Copy every line of the data below without altering anything.

━━━━

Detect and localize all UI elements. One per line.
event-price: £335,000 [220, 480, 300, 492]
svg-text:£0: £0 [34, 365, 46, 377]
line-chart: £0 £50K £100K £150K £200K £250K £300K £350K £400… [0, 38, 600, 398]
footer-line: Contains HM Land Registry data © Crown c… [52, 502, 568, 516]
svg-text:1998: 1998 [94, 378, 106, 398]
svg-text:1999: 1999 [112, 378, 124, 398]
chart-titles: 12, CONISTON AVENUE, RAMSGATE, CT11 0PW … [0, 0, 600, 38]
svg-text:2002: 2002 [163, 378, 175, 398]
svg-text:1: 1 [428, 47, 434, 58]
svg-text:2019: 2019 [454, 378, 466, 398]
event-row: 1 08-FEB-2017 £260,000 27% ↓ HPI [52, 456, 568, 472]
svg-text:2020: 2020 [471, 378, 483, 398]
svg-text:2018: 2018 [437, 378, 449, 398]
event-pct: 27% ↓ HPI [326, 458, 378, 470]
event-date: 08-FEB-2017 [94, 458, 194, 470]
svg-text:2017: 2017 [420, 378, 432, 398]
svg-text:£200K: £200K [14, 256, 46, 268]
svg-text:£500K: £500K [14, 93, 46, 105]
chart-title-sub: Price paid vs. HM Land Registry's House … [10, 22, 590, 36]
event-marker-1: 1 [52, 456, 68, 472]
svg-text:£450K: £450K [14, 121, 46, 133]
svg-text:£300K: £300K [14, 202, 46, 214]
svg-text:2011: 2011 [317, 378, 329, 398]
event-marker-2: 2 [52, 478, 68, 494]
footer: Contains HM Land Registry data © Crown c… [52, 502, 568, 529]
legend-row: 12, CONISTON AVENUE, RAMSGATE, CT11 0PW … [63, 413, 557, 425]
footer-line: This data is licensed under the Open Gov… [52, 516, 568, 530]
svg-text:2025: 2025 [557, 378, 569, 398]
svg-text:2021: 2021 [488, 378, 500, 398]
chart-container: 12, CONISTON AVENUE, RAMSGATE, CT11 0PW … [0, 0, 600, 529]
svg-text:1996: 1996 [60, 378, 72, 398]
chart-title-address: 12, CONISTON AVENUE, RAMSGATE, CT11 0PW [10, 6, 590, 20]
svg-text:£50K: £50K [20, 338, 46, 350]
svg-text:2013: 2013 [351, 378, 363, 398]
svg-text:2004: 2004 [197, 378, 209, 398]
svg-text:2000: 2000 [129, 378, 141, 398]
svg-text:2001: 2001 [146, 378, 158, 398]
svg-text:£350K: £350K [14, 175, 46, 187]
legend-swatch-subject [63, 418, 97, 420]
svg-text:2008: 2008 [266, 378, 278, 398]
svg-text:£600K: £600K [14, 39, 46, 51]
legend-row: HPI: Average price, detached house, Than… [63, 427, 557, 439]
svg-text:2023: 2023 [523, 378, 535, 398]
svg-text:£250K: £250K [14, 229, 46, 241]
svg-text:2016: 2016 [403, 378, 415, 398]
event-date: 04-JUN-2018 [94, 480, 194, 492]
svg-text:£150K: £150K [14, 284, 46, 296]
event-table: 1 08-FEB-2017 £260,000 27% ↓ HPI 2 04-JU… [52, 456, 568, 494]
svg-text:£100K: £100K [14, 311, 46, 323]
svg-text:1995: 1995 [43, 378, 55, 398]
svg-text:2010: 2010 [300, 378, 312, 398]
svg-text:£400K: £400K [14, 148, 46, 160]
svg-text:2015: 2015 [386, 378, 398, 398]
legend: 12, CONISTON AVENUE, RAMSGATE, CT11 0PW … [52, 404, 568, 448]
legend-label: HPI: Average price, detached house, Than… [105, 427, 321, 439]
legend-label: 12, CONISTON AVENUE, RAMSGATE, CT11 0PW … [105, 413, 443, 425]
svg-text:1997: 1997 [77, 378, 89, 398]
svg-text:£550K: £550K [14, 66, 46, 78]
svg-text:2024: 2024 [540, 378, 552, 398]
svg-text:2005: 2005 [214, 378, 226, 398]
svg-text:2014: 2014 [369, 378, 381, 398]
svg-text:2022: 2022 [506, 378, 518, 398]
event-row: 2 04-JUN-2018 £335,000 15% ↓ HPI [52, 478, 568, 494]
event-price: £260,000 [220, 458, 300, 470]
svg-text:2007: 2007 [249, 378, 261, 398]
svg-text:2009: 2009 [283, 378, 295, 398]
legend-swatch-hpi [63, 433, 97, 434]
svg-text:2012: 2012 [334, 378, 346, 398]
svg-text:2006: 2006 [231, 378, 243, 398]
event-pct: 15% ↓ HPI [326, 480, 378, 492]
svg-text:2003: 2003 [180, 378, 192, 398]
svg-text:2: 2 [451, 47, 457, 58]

━━━━

> _Exercise answer_:
Detect and localize all UI elements. One per line.
event-price: £335,000 [220, 480, 300, 492]
svg-text:£0: £0 [34, 365, 46, 377]
line-chart: £0 £50K £100K £150K £200K £250K £300K £350K £400… [0, 38, 600, 398]
footer-line: Contains HM Land Registry data © Crown c… [52, 502, 568, 516]
svg-text:1998: 1998 [94, 378, 106, 398]
svg-text:1999: 1999 [112, 378, 124, 398]
chart-titles: 12, CONISTON AVENUE, RAMSGATE, CT11 0PW … [0, 0, 600, 38]
svg-text:2002: 2002 [163, 378, 175, 398]
svg-text:1: 1 [428, 47, 434, 58]
svg-text:2019: 2019 [454, 378, 466, 398]
event-row: 1 08-FEB-2017 £260,000 27% ↓ HPI [52, 456, 568, 472]
svg-text:2020: 2020 [471, 378, 483, 398]
svg-text:2018: 2018 [437, 378, 449, 398]
event-pct: 27% ↓ HPI [326, 458, 378, 470]
event-date: 08-FEB-2017 [94, 458, 194, 470]
svg-text:2017: 2017 [420, 378, 432, 398]
svg-text:£200K: £200K [14, 256, 46, 268]
svg-text:£500K: £500K [14, 93, 46, 105]
chart-title-sub: Price paid vs. HM Land Registry's House … [10, 22, 590, 36]
event-marker-1: 1 [52, 456, 68, 472]
svg-text:£450K: £450K [14, 121, 46, 133]
svg-text:£300K: £300K [14, 202, 46, 214]
svg-text:2011: 2011 [317, 378, 329, 398]
event-marker-2: 2 [52, 478, 68, 494]
footer: Contains HM Land Registry data © Crown c… [52, 502, 568, 529]
legend-row: 12, CONISTON AVENUE, RAMSGATE, CT11 0PW … [63, 413, 557, 425]
footer-line: This data is licensed under the Open Gov… [52, 516, 568, 530]
svg-text:2025: 2025 [557, 378, 569, 398]
svg-text:2021: 2021 [488, 378, 500, 398]
chart-container: 12, CONISTON AVENUE, RAMSGATE, CT11 0PW … [0, 0, 600, 529]
svg-text:1996: 1996 [60, 378, 72, 398]
chart-title-address: 12, CONISTON AVENUE, RAMSGATE, CT11 0PW [10, 6, 590, 20]
svg-text:£50K: £50K [20, 338, 46, 350]
svg-text:2013: 2013 [351, 378, 363, 398]
svg-text:2004: 2004 [197, 378, 209, 398]
svg-text:2000: 2000 [129, 378, 141, 398]
svg-text:2001: 2001 [146, 378, 158, 398]
svg-text:£350K: £350K [14, 175, 46, 187]
legend-swatch-subject [63, 418, 97, 420]
svg-text:2008: 2008 [266, 378, 278, 398]
svg-text:£600K: £600K [14, 39, 46, 51]
legend-row: HPI: Average price, detached house, Than… [63, 427, 557, 439]
svg-text:2023: 2023 [523, 378, 535, 398]
svg-text:£250K: £250K [14, 229, 46, 241]
svg-text:2016: 2016 [403, 378, 415, 398]
event-date: 04-JUN-2018 [94, 480, 194, 492]
svg-text:£150K: £150K [14, 284, 46, 296]
event-table: 1 08-FEB-2017 £260,000 27% ↓ HPI 2 04-JU… [52, 456, 568, 494]
svg-text:£100K: £100K [14, 311, 46, 323]
svg-text:1995: 1995 [43, 378, 55, 398]
svg-text:2010: 2010 [300, 378, 312, 398]
svg-text:£400K: £400K [14, 148, 46, 160]
svg-text:2015: 2015 [386, 378, 398, 398]
legend: 12, CONISTON AVENUE, RAMSGATE, CT11 0PW … [52, 404, 568, 448]
legend-label: HPI: Average price, detached house, Than… [105, 427, 321, 439]
legend-label: 12, CONISTON AVENUE, RAMSGATE, CT11 0PW … [105, 413, 443, 425]
svg-text:1997: 1997 [77, 378, 89, 398]
svg-text:£550K: £550K [14, 66, 46, 78]
svg-text:2024: 2024 [540, 378, 552, 398]
svg-text:2005: 2005 [214, 378, 226, 398]
svg-text:2014: 2014 [369, 378, 381, 398]
svg-text:2022: 2022 [506, 378, 518, 398]
event-row: 2 04-JUN-2018 £335,000 15% ↓ HPI [52, 478, 568, 494]
event-price: £260,000 [220, 458, 300, 470]
svg-text:2007: 2007 [249, 378, 261, 398]
svg-text:2009: 2009 [283, 378, 295, 398]
legend-swatch-hpi [63, 433, 97, 434]
svg-text:2012: 2012 [334, 378, 346, 398]
svg-text:2006: 2006 [231, 378, 243, 398]
event-pct: 15% ↓ HPI [326, 480, 378, 492]
svg-text:2003: 2003 [180, 378, 192, 398]
svg-text:2: 2 [451, 47, 457, 58]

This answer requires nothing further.